SARAH: This is At the Core of Care. A podcast where people share their stories about nurses and their creative efforts to better meet the health and healthcare needs of patients, families, and communities.
I’m Sarah Hexem Hubbard, executive director of the Pennsylvania Action Coalition and the National Nurse-Led Care Consortium.
On this episode, we’re going to continue with our coverage of school nursing as part of our Access to Care series.
As we heard previously on the podcast, school nurses have constantly had to adapt during the COVID-19 pandemic, provide telehealth, do digital outreach, stay on top of evidence-based practices and keep their communities healthy through testing, contact tracing, and vaccination efforts… All on top of the general health and wellness screenings and care they provide day-to-day.
But as we’ll find out on this episode, school nursing continues to be an under-recognized and under-resourced field. And to put it simply, more data is needed to help augment this crucial line of community health nursing as we’re going to hear from Erin Maughan. She’s the director of research at the National Association of School Nurses or NASN and brings a combination of practical, policy, and research experience to the job. Before her current position, Erin taught public health nursing full-time at Brigham Young University. Erin spoke with us on Zoom and as she’s about to tell us, she started out as a school nurse working in Utah before she made her transition to policy-based work, and then ultimately into research.

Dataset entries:
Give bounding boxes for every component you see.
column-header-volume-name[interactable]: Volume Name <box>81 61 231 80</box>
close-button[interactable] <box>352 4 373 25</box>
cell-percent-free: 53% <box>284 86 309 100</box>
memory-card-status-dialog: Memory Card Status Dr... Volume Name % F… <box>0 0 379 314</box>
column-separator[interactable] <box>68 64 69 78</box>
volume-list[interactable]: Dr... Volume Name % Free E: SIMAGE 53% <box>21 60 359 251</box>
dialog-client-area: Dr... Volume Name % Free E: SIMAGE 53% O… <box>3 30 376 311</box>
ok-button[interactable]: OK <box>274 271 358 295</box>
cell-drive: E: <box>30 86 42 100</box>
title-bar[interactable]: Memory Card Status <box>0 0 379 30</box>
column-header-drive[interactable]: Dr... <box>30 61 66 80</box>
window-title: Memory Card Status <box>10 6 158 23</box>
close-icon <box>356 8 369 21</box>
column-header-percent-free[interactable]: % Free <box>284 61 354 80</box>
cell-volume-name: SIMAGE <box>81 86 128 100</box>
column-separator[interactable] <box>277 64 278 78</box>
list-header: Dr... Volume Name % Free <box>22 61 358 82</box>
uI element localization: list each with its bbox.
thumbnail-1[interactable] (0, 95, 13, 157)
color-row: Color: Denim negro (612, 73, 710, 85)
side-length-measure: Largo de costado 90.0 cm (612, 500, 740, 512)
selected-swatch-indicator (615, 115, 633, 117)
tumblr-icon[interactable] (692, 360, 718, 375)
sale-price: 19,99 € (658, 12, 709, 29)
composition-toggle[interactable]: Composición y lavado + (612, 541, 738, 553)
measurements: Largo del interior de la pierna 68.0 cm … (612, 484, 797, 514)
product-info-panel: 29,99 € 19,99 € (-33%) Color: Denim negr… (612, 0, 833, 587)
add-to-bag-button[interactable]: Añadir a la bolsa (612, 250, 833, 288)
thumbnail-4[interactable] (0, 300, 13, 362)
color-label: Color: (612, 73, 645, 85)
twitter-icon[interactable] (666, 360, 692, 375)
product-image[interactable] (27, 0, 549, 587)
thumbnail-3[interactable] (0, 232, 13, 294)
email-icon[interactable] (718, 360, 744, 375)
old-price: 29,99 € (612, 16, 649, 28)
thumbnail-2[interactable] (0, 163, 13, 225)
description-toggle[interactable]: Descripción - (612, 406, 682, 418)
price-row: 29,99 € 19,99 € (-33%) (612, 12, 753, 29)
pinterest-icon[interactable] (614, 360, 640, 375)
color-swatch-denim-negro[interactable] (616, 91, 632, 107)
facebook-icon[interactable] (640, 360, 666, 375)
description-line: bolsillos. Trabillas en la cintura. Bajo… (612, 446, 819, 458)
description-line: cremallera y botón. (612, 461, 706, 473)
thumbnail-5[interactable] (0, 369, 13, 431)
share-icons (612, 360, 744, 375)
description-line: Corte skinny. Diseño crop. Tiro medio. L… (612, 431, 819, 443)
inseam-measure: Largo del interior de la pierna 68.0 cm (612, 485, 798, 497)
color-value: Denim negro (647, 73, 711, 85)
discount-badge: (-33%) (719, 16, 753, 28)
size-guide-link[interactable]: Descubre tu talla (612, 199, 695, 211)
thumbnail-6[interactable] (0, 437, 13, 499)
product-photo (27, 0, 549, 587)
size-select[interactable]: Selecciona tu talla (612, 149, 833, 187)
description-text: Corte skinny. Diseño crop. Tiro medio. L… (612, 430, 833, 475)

To do:
[1] In the podcast transcript, where did Erin Maughan teach public health nursing full-time before her current position?
[2] Go on with the podcast transcript from its last sentence.
The entries were taken from a separate source.

Exercise results:
[1] Brigham Young University

[2]
ERIN: I've always loved working with children. Thought I would be a pediatric nurse in the hospital. And then at the time, they just weren't hiring nurses in the hospital on pediatric full-time. I was on a float pool. And so, an opportunity arose where they were looking for a Spanish-speaking school nurse, and I do speak Spanish. So, I was a school nurse, absolutely loved it. I was a school nurse in schools that were mostly children of migrant farmworkers. That's where my Spanish came in, as well as immigrants from all over the world, which was just so fascinating to learn. I loved it. And just mostly schools that served areas that were lower income. I really loved doing that. But it was overwhelming because I went from having four schools because we were had a grant to then covering 25 schools to covering 11 schools. Because we're able to hire some additional nurses. And I just, I could see all the needs and just felt like the role of the school nurse is so needed, but covering that many schools, it was really hard to do what I could see needed to be done.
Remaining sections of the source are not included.